* Provided material:
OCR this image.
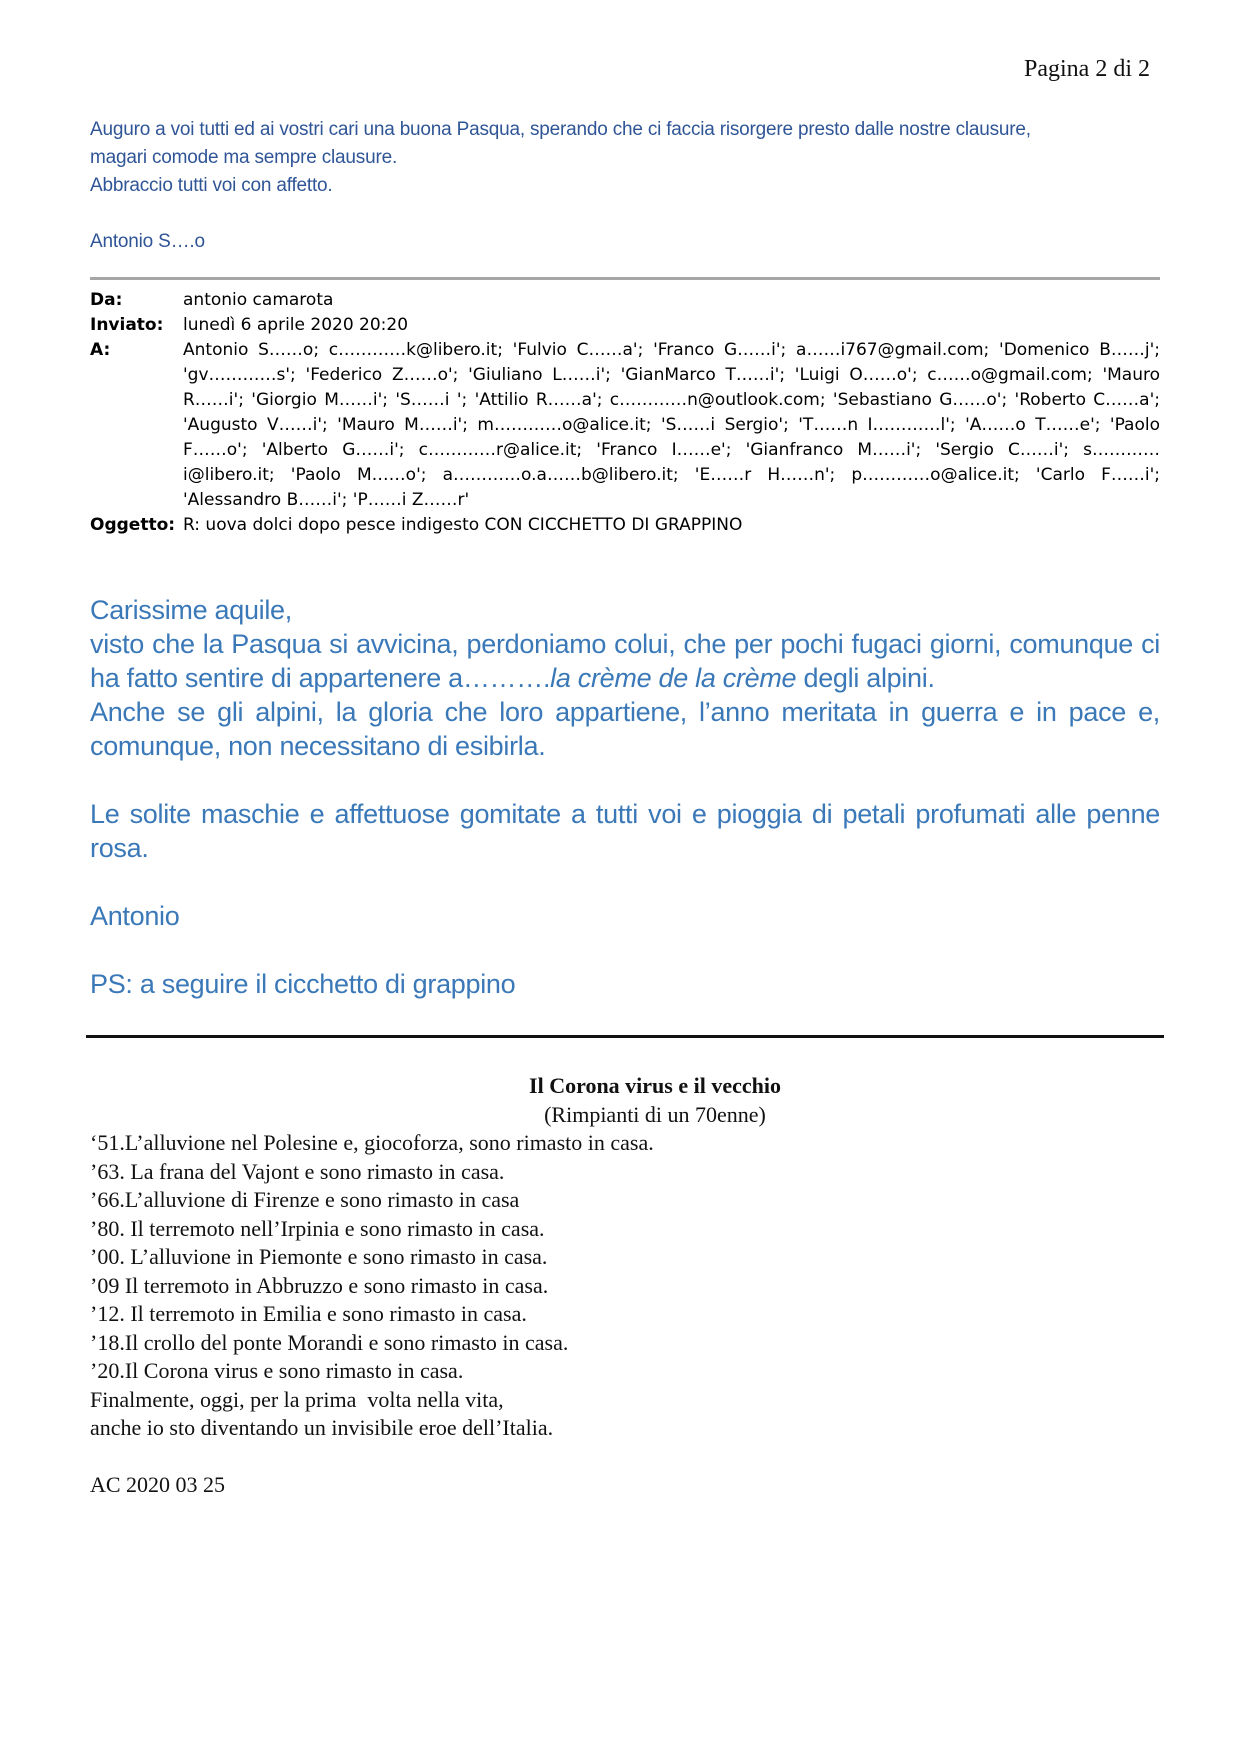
Pagina 2 di 2
Auguro a voi tutti ed ai vostri cari una buona Pasqua, sperando che ci faccia risorgere presto dalle nostre clausure,
magari comode ma sempre clausure.
Abbraccio tutti voi con affetto.
Antonio S….o
Da:	antonio camarota
Inviato:	lunedì 6 aprile 2020 20:20
A:	Antonio S……o; c…………k@libero.it; 'Fulvio C……a'; 'Franco G……i'; a……i767@gmail.com; 'Domenico B……j'; 'gv…………s'; 'Federico Z……o'; 'Giuliano L……i'; 'GianMarco T……i'; 'Luigi O……o'; c……o@gmail.com; 'Mauro R……i'; 'Giorgio M……i'; 'S……i '; 'Attilio R……a'; c…………n@outlook.com; 'Sebastiano G……o'; 'Roberto C……a'; 'Augusto V……i'; 'Mauro M……i'; m…………o@alice.it; 'S……i Sergio'; 'T……n I…………l'; 'A……o T……e'; 'Paolo F……o'; 'Alberto G……i'; c…………r@alice.it; 'Franco I……e'; 'Gianfranco M……i'; 'Sergio C……i'; s…………i@libero.it; 'Paolo M……o'; a…………o.a……b@libero.it; 'E……r H……n'; p…………o@alice.it; 'Carlo F……i'; 'Alessandro B……i'; 'P……i Z……r'
Oggetto: R: uova dolci dopo pesce indigesto CON CICCHETTO DI GRAPPINO

Carissime aquile,

visto che la Pasqua si avvicina, perdoniamo colui, che per pochi fugaci giorni, comunque ci ha fatto sentire di appartenere a……….la crème de la crème degli alpini.

Anche se gli alpini, la gloria che loro appartiene, l’anno meritata in guerra e in pace e, comunque, non necessitano di esibirla.

Le solite maschie e affettuose gomitate a tutti voi e pioggia di petali profumati alle penne rosa.

Antonio

PS: a seguire il cicchetto di grappino

Il Corona virus e il vecchio
(Rimpianti di un 70enne)
‘51.L’alluvione nel Polesine e, giocoforza, sono rimasto in casa.
’63. La frana del Vajont e sono rimasto in casa.
’66.L’alluvione di Firenze e sono rimasto in casa
’80. Il terremoto nell’Irpinia e sono rimasto in casa.
’00. L’alluvione in Piemonte e sono rimasto in casa.
’09 Il terremoto in Abbruzzo e sono rimasto in casa.
’12. Il terremoto in Emilia e sono rimasto in casa.
’18.Il crollo del ponte Morandi e sono rimasto in casa.
’20.Il Corona virus e sono rimasto in casa.
Finalmente, oggi, per la prima  volta nella vita,
anche io sto diventando un invisibile eroe dell’Italia.
AC 2020 03 25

* Requirement:
Every line with the word "clausure" in it should be copied from the listing above.

* Expected output:
Auguro a voi tutti ed ai vostri cari una buona Pasqua, sperando che ci faccia risorgere presto dalle nostre clausure,
magari comode ma sempre clausure.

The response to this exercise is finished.